Entries supplied

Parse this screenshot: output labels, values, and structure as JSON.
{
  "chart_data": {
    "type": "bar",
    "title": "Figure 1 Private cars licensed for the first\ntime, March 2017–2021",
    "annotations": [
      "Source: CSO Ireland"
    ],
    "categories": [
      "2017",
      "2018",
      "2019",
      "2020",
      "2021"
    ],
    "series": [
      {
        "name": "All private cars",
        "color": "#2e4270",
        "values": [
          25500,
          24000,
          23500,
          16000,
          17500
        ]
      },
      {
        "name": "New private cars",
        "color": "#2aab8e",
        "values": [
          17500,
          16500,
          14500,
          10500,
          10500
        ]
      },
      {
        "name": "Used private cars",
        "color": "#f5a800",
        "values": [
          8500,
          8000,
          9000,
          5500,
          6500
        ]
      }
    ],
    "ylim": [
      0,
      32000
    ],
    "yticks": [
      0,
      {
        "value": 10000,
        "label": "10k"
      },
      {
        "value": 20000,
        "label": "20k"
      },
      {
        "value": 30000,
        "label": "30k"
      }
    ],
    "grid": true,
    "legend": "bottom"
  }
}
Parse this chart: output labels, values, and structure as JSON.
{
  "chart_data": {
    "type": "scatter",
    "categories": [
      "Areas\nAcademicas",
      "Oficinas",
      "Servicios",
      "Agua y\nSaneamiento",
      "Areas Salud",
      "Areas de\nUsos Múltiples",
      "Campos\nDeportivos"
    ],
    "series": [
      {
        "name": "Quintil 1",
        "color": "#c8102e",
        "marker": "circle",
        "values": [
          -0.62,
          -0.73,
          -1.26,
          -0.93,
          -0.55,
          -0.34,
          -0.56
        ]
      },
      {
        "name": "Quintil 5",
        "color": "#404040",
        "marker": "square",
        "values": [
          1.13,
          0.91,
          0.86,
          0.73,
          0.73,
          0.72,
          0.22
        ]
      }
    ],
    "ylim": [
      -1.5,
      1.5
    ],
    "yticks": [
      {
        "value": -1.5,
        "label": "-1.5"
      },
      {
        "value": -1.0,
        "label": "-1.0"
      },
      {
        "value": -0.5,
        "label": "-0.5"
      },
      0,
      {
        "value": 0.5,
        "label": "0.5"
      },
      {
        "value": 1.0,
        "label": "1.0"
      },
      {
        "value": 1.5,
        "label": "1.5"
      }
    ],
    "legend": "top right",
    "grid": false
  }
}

Problem details
Extract the complete listing verbatim.

Output for this task
Parse this screenshot: output labels, values, and structure as JSON.
{
  "chart_data": {
    "type": "bar",
    "title": "Figure 1 Private cars licensed for the first\ntime, March 2017–2021",
    "annotations": [
      "Source: CSO Ireland"
    ],
    "categories": [
      "2017",
      "2018",
      "2019",
      "2020",
      "2021"
    ],
    "series": [
      {
        "name": "All private cars",
        "color": "#2e4270",
        "values": [
          25500,
          24000,
          23500,
          16000,
          17500
        ]
      },
      {
        "name": "New private cars",
        "color": "#2aab8e",
        "values": [
          17500,
          16500,
          14500,
          10500,
          10500
        ]
      },
      {
        "name": "Used private cars",
        "color": "#f5a800",
        "values": [
          8500,
          8000,
          9000,
          5500,
          6500
        ]
      }
    ],
    "ylim": [
      0,
      32000
    ],
    "yticks": [
      0,
      {
        "value": 10000,
        "label": "10k"
      },
      {
        "value": 20000,
        "label": "20k"
      },
      {
        "value": 30000,
        "label": "30k"
      }
    ],
    "grid": true,
    "legend": "bottom"
  }
}
Parse this chart: output labels, values, and structure as JSON.
{
  "chart_data": {
    "type": "scatter",
    "categories": [
      "Areas\nAcademicas",
      "Oficinas",
      "Servicios",
      "Agua y\nSaneamiento",
      "Areas Salud",
      "Areas de\nUsos Múltiples",
      "Campos\nDeportivos"
    ],
    "series": [
      {
        "name": "Quintil 1",
        "color": "#c8102e",
        "marker": "circle",
        "values": [
          -0.62,
          -0.73,
          -1.26,
          -0.93,
          -0.55,
          -0.34,
          -0.56
        ]
      },
      {
        "name": "Quintil 5",
        "color": "#404040",
        "marker": "square",
        "values": [
          1.13,
          0.91,
          0.86,
          0.73,
          0.73,
          0.72,
          0.22
        ]
      }
    ],
    "ylim": [
      -1.5,
      1.5
    ],
    "yticks": [
      {
        "value": -1.5,
        "label": "-1.5"
      },
      {
        "value": -1.0,
        "label": "-1.0"
      },
      {
        "value": -0.5,
        "label": "-0.5"
      },
      0,
      {
        "value": 0.5,
        "label": "0.5"
      },
      {
        "value": 1.0,
        "label": "1.0"
      },
      {
        "value": 1.5,
        "label": "1.5"
      }
    ],
    "legend": "top right",
    "grid": false
  }
}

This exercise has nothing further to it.